◆ What is expected ◆
Report all lines from the entries below in which "Program" appears.

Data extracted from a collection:
------------------------------

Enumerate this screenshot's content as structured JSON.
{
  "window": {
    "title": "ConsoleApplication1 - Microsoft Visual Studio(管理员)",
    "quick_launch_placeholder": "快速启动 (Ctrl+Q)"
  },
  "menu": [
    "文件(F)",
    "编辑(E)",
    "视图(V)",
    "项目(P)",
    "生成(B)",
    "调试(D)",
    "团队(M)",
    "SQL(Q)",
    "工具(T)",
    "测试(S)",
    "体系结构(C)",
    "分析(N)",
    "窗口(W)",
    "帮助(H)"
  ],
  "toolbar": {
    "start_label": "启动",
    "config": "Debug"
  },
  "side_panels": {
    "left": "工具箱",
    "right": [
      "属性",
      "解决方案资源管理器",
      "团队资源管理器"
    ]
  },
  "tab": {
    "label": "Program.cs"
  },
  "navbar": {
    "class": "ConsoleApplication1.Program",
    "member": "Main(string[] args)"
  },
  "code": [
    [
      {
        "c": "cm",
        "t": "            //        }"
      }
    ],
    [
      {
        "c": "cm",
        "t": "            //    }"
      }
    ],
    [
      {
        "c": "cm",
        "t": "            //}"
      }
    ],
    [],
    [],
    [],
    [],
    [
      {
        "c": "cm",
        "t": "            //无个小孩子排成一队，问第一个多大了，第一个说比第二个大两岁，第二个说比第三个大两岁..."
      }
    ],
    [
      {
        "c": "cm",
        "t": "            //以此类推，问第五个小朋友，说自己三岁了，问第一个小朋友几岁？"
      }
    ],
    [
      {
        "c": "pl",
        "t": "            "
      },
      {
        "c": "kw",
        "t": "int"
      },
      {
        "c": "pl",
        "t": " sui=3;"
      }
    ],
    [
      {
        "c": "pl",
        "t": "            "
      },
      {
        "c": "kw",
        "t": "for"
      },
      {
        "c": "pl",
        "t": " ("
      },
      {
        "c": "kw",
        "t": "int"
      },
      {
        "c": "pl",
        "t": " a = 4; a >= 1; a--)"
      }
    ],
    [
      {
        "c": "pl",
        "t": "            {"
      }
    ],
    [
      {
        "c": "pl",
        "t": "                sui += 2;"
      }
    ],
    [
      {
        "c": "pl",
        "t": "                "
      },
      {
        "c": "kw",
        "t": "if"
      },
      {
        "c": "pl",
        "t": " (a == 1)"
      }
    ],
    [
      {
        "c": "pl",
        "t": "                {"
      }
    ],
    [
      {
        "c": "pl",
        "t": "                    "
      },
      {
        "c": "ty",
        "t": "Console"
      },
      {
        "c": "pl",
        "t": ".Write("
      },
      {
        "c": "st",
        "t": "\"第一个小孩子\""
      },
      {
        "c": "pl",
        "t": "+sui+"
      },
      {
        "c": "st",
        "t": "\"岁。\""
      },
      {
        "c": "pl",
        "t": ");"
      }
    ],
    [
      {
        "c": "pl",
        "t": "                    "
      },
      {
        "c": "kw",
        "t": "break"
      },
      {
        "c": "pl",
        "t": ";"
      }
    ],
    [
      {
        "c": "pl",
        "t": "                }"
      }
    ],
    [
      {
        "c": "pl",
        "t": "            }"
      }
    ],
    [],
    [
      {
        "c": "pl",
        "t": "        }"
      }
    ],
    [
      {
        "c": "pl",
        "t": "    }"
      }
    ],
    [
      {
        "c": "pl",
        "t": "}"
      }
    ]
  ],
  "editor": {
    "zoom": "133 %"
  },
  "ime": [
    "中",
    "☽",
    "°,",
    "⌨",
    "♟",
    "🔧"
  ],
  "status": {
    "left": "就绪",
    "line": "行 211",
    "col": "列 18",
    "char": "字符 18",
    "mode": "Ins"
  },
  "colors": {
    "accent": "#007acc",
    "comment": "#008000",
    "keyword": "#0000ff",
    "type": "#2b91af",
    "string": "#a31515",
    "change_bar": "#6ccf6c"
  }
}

------------------------------

◆ Task output ◆
    "label": "Program.cs"
    "class": "ConsoleApplication1.Program",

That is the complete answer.